_Request_
Give all of the lines again exactly as they read.
** START Records to process **
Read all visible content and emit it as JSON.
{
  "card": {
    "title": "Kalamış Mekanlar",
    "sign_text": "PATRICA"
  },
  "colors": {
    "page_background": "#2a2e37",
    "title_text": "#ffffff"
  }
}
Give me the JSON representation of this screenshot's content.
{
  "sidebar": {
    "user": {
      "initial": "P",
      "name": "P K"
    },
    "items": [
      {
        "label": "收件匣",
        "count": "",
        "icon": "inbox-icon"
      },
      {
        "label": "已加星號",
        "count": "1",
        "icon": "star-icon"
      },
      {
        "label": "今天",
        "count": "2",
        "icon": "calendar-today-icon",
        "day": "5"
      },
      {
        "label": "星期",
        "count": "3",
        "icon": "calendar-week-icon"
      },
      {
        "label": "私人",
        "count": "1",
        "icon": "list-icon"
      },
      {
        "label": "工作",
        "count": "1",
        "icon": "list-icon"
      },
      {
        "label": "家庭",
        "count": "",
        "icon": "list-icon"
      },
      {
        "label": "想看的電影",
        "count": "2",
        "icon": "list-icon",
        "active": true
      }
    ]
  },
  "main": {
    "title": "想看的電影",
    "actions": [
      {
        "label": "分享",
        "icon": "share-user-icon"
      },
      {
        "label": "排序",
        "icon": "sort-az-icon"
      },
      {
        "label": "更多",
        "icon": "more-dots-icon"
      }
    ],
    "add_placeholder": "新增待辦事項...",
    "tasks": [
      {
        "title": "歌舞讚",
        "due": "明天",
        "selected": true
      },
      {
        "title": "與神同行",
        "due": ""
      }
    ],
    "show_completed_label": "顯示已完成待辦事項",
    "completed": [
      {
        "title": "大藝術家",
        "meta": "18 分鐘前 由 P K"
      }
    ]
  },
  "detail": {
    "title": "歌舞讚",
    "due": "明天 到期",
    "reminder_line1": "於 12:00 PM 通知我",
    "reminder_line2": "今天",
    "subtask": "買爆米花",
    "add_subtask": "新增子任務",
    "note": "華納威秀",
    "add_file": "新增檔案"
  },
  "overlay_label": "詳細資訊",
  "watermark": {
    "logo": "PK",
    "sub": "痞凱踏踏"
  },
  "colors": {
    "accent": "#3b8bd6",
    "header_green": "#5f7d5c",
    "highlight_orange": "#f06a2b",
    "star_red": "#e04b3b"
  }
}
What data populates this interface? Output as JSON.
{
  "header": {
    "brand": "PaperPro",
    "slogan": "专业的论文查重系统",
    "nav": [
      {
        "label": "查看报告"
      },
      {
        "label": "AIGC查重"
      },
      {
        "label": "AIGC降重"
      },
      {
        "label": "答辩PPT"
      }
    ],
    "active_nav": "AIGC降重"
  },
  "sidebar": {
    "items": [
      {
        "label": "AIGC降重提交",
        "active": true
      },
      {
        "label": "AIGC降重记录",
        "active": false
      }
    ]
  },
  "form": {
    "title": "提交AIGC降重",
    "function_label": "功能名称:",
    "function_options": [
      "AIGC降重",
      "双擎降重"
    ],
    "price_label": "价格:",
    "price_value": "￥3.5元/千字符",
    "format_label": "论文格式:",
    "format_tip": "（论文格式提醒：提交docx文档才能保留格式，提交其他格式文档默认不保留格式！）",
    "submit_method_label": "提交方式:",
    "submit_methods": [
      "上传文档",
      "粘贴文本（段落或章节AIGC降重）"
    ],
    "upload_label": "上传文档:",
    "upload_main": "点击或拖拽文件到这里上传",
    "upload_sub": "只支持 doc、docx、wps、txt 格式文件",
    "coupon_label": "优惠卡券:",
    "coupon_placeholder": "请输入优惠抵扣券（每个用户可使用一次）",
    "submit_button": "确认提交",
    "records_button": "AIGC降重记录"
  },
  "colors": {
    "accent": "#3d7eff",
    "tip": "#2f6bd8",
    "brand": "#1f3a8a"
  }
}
** END Records to process **
_Solution for this problem_
Read all visible content and emit it as JSON.
{
  "card": {
    "title": "Kalamış Mekanlar",
    "sign_text": "PATRICA"
  },
  "colors": {
    "page_background": "#2a2e37",
    "title_text": "#ffffff"
  }
}
Give me the JSON representation of this screenshot's content.
{
  "sidebar": {
    "user": {
      "initial": "P",
      "name": "P K"
    },
    "items": [
      {
        "label": "收件匣",
        "count": "",
        "icon": "inbox-icon"
      },
      {
        "label": "已加星號",
        "count": "1",
        "icon": "star-icon"
      },
      {
        "label": "今天",
        "count": "2",
        "icon": "calendar-today-icon",
        "day": "5"
      },
      {
        "label": "星期",
        "count": "3",
        "icon": "calendar-week-icon"
      },
      {
        "label": "私人",
        "count": "1",
        "icon": "list-icon"
      },
      {
        "label": "工作",
        "count": "1",
        "icon": "list-icon"
      },
      {
        "label": "家庭",
        "count": "",
        "icon": "list-icon"
      },
      {
        "label": "想看的電影",
        "count": "2",
        "icon": "list-icon",
        "active": true
      }
    ]
  },
  "main": {
    "title": "想看的電影",
    "actions": [
      {
        "label": "分享",
        "icon": "share-user-icon"
      },
      {
        "label": "排序",
        "icon": "sort-az-icon"
      },
      {
        "label": "更多",
        "icon": "more-dots-icon"
      }
    ],
    "add_placeholder": "新增待辦事項...",
    "tasks": [
      {
        "title": "歌舞讚",
        "due": "明天",
        "selected": true
      },
      {
        "title": "與神同行",
        "due": ""
      }
    ],
    "show_completed_label": "顯示已完成待辦事項",
    "completed": [
      {
        "title": "大藝術家",
        "meta": "18 分鐘前 由 P K"
      }
    ]
  },
  "detail": {
    "title": "歌舞讚",
    "due": "明天 到期",
    "reminder_line1": "於 12:00 PM 通知我",
    "reminder_line2": "今天",
    "subtask": "買爆米花",
    "add_subtask": "新增子任務",
    "note": "華納威秀",
    "add_file": "新增檔案"
  },
  "overlay_label": "詳細資訊",
  "watermark": {
    "logo": "PK",
    "sub": "痞凱踏踏"
  },
  "colors": {
    "accent": "#3b8bd6",
    "header_green": "#5f7d5c",
    "highlight_orange": "#f06a2b",
    "star_red": "#e04b3b"
  }
}
What data populates this interface? Output as JSON.
{
  "header": {
    "brand": "PaperPro",
    "slogan": "专业的论文查重系统",
    "nav": [
      {
        "label": "查看报告"
      },
      {
        "label": "AIGC查重"
      },
      {
        "label": "AIGC降重"
      },
      {
        "label": "答辩PPT"
      }
    ],
    "active_nav": "AIGC降重"
  },
  "sidebar": {
    "items": [
      {
        "label": "AIGC降重提交",
        "active": true
      },
      {
        "label": "AIGC降重记录",
        "active": false
      }
    ]
  },
  "form": {
    "title": "提交AIGC降重",
    "function_label": "功能名称:",
    "function_options": [
      "AIGC降重",
      "双擎降重"
    ],
    "price_label": "价格:",
    "price_value": "￥3.5元/千字符",
    "format_label": "论文格式:",
    "format_tip": "（论文格式提醒：提交docx文档才能保留格式，提交其他格式文档默认不保留格式！）",
    "submit_method_label": "提交方式:",
    "submit_methods": [
      "上传文档",
      "粘贴文本（段落或章节AIGC降重）"
    ],
    "upload_label": "上传文档:",
    "upload_main": "点击或拖拽文件到这里上传",
    "upload_sub": "只支持 doc、docx、wps、txt 格式文件",
    "coupon_label": "优惠卡券:",
    "coupon_placeholder": "请输入优惠抵扣券（每个用户可使用一次）",
    "submit_button": "确认提交",
    "records_button": "AIGC降重记录"
  },
  "colors": {
    "accent": "#3d7eff",
    "tip": "#2f6bd8",
    "brand": "#1f3a8a"
  }
}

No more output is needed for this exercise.